# WORK INSTRUCTIONS:
In the material below, count the lines with the word "property" and state that number only.

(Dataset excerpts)
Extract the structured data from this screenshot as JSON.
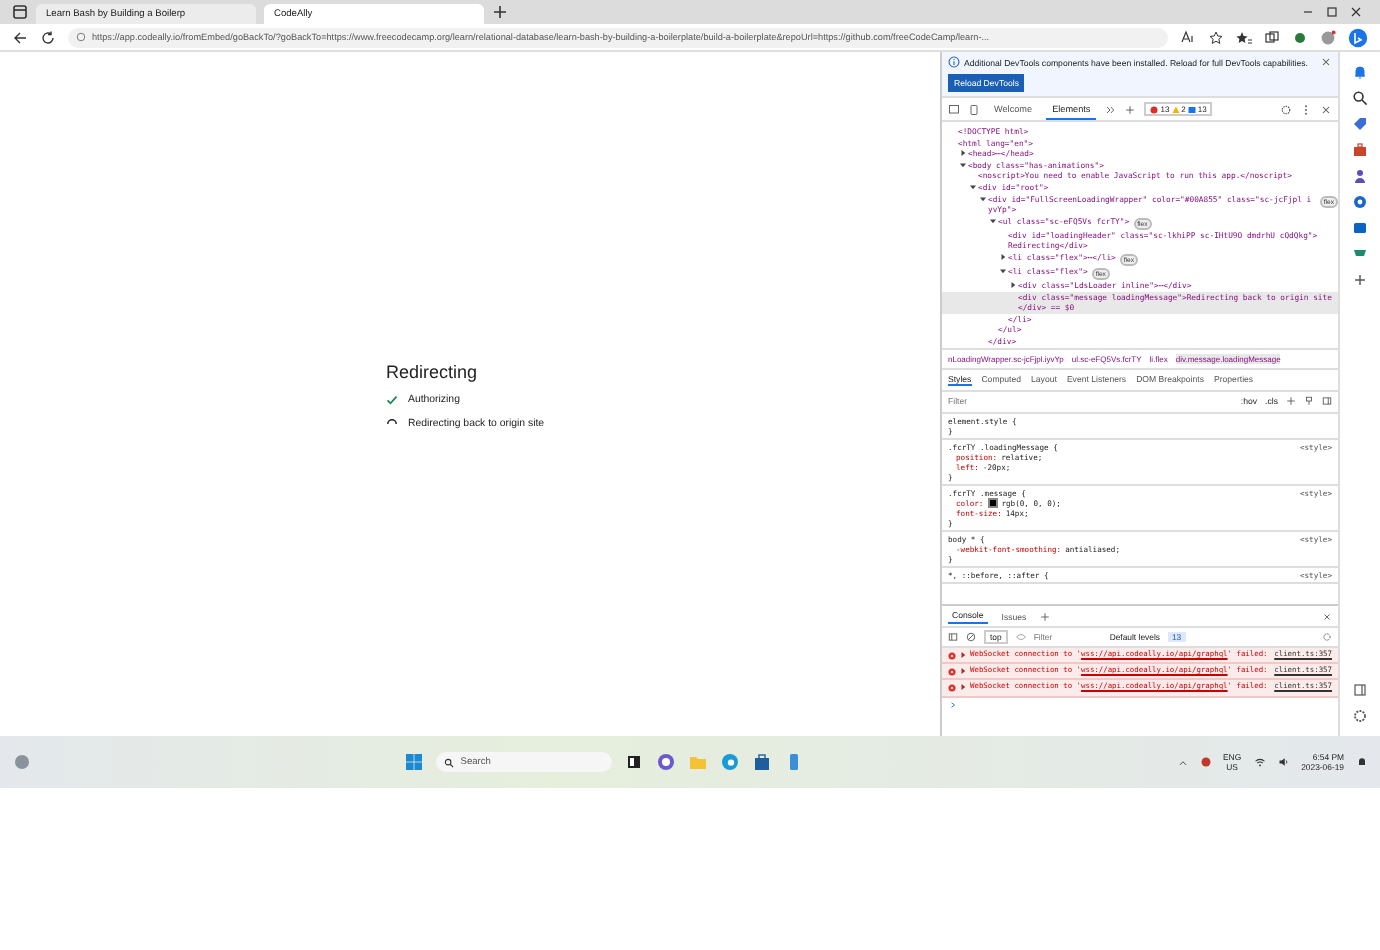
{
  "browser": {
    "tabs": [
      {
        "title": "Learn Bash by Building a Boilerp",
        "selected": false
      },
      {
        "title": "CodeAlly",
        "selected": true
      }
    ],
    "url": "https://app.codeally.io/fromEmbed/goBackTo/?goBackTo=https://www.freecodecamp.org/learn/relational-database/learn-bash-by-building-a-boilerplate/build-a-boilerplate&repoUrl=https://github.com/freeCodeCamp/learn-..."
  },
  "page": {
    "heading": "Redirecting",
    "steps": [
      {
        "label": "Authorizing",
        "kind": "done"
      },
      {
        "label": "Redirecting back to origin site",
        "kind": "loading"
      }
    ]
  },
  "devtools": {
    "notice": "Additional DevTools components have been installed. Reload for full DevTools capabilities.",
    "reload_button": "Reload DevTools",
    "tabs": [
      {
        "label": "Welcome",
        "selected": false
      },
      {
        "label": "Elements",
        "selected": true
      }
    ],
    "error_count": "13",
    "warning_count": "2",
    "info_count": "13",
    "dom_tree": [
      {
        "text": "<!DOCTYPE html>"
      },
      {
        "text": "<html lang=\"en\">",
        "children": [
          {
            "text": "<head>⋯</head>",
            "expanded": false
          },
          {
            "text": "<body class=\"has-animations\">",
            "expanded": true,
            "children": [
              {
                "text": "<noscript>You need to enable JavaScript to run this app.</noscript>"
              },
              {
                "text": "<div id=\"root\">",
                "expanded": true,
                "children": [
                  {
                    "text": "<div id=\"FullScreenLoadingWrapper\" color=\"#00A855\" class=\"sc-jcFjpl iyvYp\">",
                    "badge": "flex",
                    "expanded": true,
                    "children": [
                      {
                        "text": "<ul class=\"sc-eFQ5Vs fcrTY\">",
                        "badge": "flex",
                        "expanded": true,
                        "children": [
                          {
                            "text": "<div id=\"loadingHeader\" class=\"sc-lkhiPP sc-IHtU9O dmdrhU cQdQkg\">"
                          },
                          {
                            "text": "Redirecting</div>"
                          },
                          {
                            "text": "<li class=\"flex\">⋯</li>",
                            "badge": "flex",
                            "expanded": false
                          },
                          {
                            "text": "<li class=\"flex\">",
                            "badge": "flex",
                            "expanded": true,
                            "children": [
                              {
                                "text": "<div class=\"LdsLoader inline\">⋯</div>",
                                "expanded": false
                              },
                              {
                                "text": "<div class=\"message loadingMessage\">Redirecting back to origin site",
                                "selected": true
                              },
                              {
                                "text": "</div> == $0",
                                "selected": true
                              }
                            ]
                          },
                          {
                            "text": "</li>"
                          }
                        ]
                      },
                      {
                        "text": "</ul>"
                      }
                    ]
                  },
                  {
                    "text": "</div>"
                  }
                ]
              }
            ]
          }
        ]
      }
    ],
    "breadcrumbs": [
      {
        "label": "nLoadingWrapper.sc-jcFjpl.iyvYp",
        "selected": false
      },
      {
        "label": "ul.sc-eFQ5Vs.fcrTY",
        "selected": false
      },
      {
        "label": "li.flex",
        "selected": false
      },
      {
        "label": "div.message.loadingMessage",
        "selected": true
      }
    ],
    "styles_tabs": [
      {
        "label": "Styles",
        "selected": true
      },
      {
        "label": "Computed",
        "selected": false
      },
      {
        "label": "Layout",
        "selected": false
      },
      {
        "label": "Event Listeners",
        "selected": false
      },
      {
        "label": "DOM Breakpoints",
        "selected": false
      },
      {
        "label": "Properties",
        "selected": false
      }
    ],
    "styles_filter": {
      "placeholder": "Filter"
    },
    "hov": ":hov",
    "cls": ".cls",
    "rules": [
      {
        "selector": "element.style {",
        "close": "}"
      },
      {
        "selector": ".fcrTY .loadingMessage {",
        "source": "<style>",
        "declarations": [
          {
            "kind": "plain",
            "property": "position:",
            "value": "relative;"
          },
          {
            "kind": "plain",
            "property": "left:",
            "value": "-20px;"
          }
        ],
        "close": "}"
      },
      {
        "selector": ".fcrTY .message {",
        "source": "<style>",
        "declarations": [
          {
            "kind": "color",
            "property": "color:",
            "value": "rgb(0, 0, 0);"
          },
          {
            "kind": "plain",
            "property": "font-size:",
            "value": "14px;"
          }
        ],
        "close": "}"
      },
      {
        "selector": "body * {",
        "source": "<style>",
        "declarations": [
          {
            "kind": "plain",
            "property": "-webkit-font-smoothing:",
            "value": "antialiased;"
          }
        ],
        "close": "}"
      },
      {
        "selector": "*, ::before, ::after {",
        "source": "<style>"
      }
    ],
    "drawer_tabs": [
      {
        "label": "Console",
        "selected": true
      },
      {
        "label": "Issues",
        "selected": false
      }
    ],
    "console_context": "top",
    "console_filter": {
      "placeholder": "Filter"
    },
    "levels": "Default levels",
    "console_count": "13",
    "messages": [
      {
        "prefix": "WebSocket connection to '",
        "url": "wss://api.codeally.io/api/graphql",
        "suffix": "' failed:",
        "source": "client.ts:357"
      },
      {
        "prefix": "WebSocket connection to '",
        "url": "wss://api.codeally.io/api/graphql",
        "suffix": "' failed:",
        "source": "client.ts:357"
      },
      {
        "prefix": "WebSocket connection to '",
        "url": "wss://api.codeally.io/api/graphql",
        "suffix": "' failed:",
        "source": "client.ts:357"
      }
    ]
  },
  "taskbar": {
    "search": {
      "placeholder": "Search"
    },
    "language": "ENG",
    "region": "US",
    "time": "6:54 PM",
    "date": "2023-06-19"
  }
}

---

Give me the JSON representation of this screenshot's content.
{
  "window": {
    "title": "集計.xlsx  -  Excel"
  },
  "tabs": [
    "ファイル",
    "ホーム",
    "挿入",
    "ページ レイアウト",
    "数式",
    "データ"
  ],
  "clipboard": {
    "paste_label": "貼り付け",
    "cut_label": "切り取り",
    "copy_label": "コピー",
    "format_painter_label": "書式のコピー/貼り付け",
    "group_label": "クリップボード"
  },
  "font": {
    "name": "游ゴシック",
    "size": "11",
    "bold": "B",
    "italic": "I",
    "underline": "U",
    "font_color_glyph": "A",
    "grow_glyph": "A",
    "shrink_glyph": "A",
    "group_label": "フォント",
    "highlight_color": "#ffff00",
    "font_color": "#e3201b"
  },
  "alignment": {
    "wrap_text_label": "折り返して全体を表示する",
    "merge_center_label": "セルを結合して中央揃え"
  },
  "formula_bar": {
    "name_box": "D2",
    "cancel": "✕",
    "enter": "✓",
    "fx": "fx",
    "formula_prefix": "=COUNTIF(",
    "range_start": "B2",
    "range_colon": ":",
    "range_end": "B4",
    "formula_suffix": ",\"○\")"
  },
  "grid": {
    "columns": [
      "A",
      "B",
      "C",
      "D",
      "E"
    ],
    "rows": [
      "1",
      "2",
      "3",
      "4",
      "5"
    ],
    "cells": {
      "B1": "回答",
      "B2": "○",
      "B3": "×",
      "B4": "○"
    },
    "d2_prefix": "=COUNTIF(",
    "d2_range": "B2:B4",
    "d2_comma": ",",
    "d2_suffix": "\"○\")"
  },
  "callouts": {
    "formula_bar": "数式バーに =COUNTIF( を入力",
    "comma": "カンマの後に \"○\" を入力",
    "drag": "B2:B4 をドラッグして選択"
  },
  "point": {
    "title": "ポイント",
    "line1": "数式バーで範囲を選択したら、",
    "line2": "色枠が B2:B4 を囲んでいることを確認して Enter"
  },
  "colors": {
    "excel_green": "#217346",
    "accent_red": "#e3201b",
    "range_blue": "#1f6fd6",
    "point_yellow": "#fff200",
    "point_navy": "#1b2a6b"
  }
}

# FINAL RESULT:
5